What you have to do: Could you write out the records below exactly as they appear, leaving out any pictures?

Material provided:

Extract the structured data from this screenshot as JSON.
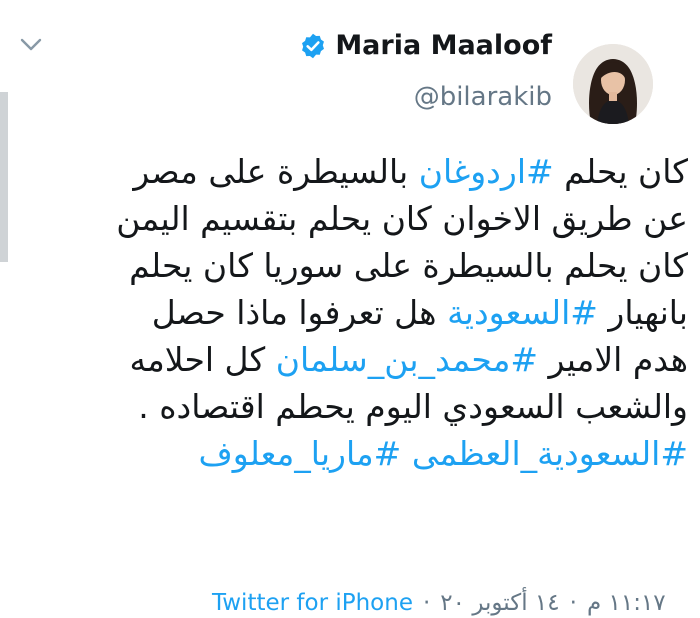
{
  "tweet": {
    "author": {
      "display_name": "Maria Maaloof",
      "handle": "@bilarakib",
      "verified": true
    },
    "lines": [
      [
        {
          "text": "كان يحلم ",
          "type": "text"
        },
        {
          "text": "#اردوغان",
          "type": "hashtag"
        },
        {
          "text": " بالسيطرة على مصر",
          "type": "text"
        }
      ],
      [
        {
          "text": "عن طريق الاخوان كان يحلم بتقسيم اليمن",
          "type": "text"
        }
      ],
      [
        {
          "text": "كان يحلم بالسيطرة على سوريا كان يحلم",
          "type": "text"
        }
      ],
      [
        {
          "text": "بانهيار ",
          "type": "text"
        },
        {
          "text": "#السعودية",
          "type": "hashtag"
        },
        {
          "text": " هل تعرفوا ماذا حصل",
          "type": "text"
        }
      ],
      [
        {
          "text": "هدم الامير ",
          "type": "text"
        },
        {
          "text": "#محمد_بن_سلمان",
          "type": "hashtag"
        },
        {
          "text": " كل احلامه",
          "type": "text"
        }
      ],
      [
        {
          "text": "والشعب السعودي اليوم يحطم اقتصاده .",
          "type": "text"
        }
      ],
      [
        {
          "text": "#السعودية_العظمى",
          "type": "hashtag"
        },
        {
          "text": " ",
          "type": "text"
        },
        {
          "text": "#ماريا_معلوف",
          "type": "hashtag"
        }
      ]
    ],
    "meta": {
      "time": "١١:١٧ م",
      "date": "١٤ أكتوبر ٢٠",
      "separator": "·",
      "source": "Twitter for iPhone"
    }
  },
  "colors": {
    "hashtag": "#1da1f2",
    "text": "#14171a",
    "secondary": "#657786",
    "verified_badge": "#1da1f2"
  },
  "icons": {
    "chevron": "chevron-down-icon",
    "verified": "verified-badge-icon"
  }
}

Output for this exercise:
Extract the structured data from this screenshot as JSON.
{
  "tweet": {
    "author": {
      "display_name": "Maria Maaloof",
      "handle": "@bilarakib",
      "verified": true
    },
    "lines": [
      [
        {
          "text": "كان يحلم ",
          "type": "text"
        },
        {
          "text": "#اردوغان",
          "type": "hashtag"
        },
        {
          "text": " بالسيطرة على مصر",
          "type": "text"
        }
      ],
      [
        {
          "text": "عن طريق الاخوان كان يحلم بتقسيم اليمن",
          "type": "text"
        }
      ],
      [
        {
          "text": "كان يحلم بالسيطرة على سوريا كان يحلم",
          "type": "text"
        }
      ],
      [
        {
          "text": "بانهيار ",
          "type": "text"
        },
        {
          "text": "#السعودية",
          "type": "hashtag"
        },
        {
          "text": " هل تعرفوا ماذا حصل",
          "type": "text"
        }
      ],
      [
        {
          "text": "هدم الامير ",
          "type": "text"
        },
        {
          "text": "#محمد_بن_سلمان",
          "type": "hashtag"
        },
        {
          "text": " كل احلامه",
          "type": "text"
        }
      ],
      [
        {
          "text": "والشعب السعودي اليوم يحطم اقتصاده .",
          "type": "text"
        }
      ],
      [
        {
          "text": "#السعودية_العظمى",
          "type": "hashtag"
        },
        {
          "text": " ",
          "type": "text"
        },
        {
          "text": "#ماريا_معلوف",
          "type": "hashtag"
        }
      ]
    ],
    "meta": {
      "time": "١١:١٧ م",
      "date": "١٤ أكتوبر ٢٠",
      "separator": "·",
      "source": "Twitter for iPhone"
    }
  },
  "colors": {
    "hashtag": "#1da1f2",
    "text": "#14171a",
    "secondary": "#657786",
    "verified_badge": "#1da1f2"
  },
  "icons": {
    "chevron": "chevron-down-icon",
    "verified": "verified-badge-icon"
  }
}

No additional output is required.